• [EXERCISE INPUT]
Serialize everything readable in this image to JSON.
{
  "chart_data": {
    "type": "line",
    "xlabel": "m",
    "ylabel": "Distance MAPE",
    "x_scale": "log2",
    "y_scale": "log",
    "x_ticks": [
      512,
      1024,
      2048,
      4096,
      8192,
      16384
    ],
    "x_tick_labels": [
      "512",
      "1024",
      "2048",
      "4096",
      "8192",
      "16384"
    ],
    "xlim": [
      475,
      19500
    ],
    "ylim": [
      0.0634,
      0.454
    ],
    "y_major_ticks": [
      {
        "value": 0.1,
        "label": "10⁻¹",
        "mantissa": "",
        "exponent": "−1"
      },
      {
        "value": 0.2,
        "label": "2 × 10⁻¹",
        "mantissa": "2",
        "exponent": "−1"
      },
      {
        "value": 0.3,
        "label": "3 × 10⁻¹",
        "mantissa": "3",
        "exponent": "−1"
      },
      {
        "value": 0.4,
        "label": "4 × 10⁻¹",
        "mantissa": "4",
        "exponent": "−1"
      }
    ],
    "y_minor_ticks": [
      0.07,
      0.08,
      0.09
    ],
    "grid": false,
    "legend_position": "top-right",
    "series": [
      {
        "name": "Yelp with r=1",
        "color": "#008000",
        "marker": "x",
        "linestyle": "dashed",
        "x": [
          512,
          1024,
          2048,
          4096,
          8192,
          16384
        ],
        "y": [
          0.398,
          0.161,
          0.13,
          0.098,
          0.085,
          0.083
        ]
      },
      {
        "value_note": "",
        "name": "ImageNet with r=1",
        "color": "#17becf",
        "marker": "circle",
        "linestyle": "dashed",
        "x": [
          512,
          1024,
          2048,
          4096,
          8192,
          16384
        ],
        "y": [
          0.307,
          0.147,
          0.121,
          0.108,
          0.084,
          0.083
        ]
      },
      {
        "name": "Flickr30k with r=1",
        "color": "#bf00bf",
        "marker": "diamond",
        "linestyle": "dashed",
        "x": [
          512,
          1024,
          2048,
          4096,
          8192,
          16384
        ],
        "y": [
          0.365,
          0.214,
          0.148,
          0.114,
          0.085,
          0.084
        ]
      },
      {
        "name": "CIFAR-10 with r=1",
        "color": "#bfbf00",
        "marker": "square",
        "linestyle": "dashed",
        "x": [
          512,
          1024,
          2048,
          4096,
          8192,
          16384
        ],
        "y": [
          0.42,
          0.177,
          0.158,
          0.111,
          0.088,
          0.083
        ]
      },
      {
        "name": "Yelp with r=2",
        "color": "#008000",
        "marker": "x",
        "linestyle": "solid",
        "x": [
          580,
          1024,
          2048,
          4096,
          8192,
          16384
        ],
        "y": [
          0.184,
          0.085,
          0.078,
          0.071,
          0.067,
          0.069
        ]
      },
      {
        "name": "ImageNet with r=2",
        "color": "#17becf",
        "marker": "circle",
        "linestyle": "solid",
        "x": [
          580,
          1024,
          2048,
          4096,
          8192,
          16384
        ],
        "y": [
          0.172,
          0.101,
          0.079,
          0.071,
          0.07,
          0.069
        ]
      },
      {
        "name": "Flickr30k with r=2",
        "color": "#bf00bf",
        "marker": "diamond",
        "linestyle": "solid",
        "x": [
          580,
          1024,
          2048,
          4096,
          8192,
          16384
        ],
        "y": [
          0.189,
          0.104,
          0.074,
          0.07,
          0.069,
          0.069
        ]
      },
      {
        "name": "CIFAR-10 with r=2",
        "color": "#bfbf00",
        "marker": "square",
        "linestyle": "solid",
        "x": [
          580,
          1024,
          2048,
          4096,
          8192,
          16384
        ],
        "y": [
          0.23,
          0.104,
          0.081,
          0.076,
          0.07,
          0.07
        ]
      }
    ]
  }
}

• [AIM OF THE TASK] Using the listing above, retype each line exactly.

• [WRITTEN RESPONSE]
Serialize everything readable in this image to JSON.
{
  "chart_data": {
    "type": "line",
    "xlabel": "m",
    "ylabel": "Distance MAPE",
    "x_scale": "log2",
    "y_scale": "log",
    "x_ticks": [
      512,
      1024,
      2048,
      4096,
      8192,
      16384
    ],
    "x_tick_labels": [
      "512",
      "1024",
      "2048",
      "4096",
      "8192",
      "16384"
    ],
    "xlim": [
      475,
      19500
    ],
    "ylim": [
      0.0634,
      0.454
    ],
    "y_major_ticks": [
      {
        "value": 0.1,
        "label": "10⁻¹",
        "mantissa": "",
        "exponent": "−1"
      },
      {
        "value": 0.2,
        "label": "2 × 10⁻¹",
        "mantissa": "2",
        "exponent": "−1"
      },
      {
        "value": 0.3,
        "label": "3 × 10⁻¹",
        "mantissa": "3",
        "exponent": "−1"
      },
      {
        "value": 0.4,
        "label": "4 × 10⁻¹",
        "mantissa": "4",
        "exponent": "−1"
      }
    ],
    "y_minor_ticks": [
      0.07,
      0.08,
      0.09
    ],
    "grid": false,
    "legend_position": "top-right",
    "series": [
      {
        "name": "Yelp with r=1",
        "color": "#008000",
        "marker": "x",
        "linestyle": "dashed",
        "x": [
          512,
          1024,
          2048,
          4096,
          8192,
          16384
        ],
        "y": [
          0.398,
          0.161,
          0.13,
          0.098,
          0.085,
          0.083
        ]
      },
      {
        "value_note": "",
        "name": "ImageNet with r=1",
        "color": "#17becf",
        "marker": "circle",
        "linestyle": "dashed",
        "x": [
          512,
          1024,
          2048,
          4096,
          8192,
          16384
        ],
        "y": [
          0.307,
          0.147,
          0.121,
          0.108,
          0.084,
          0.083
        ]
      },
      {
        "name": "Flickr30k with r=1",
        "color": "#bf00bf",
        "marker": "diamond",
        "linestyle": "dashed",
        "x": [
          512,
          1024,
          2048,
          4096,
          8192,
          16384
        ],
        "y": [
          0.365,
          0.214,
          0.148,
          0.114,
          0.085,
          0.084
        ]
      },
      {
        "name": "CIFAR-10 with r=1",
        "color": "#bfbf00",
        "marker": "square",
        "linestyle": "dashed",
        "x": [
          512,
          1024,
          2048,
          4096,
          8192,
          16384
        ],
        "y": [
          0.42,
          0.177,
          0.158,
          0.111,
          0.088,
          0.083
        ]
      },
      {
        "name": "Yelp with r=2",
        "color": "#008000",
        "marker": "x",
        "linestyle": "solid",
        "x": [
          580,
          1024,
          2048,
          4096,
          8192,
          16384
        ],
        "y": [
          0.184,
          0.085,
          0.078,
          0.071,
          0.067,
          0.069
        ]
      },
      {
        "name": "ImageNet with r=2",
        "color": "#17becf",
        "marker": "circle",
        "linestyle": "solid",
        "x": [
          580,
          1024,
          2048,
          4096,
          8192,
          16384
        ],
        "y": [
          0.172,
          0.101,
          0.079,
          0.071,
          0.07,
          0.069
        ]
      },
      {
        "name": "Flickr30k with r=2",
        "color": "#bf00bf",
        "marker": "diamond",
        "linestyle": "solid",
        "x": [
          580,
          1024,
          2048,
          4096,
          8192,
          16384
        ],
        "y": [
          0.189,
          0.104,
          0.074,
          0.07,
          0.069,
          0.069
        ]
      },
      {
        "name": "CIFAR-10 with r=2",
        "color": "#bfbf00",
        "marker": "square",
        "linestyle": "solid",
        "x": [
          580,
          1024,
          2048,
          4096,
          8192,
          16384
        ],
        "y": [
          0.23,
          0.104,
          0.081,
          0.076,
          0.07,
          0.07
        ]
      }
    ]
  }
}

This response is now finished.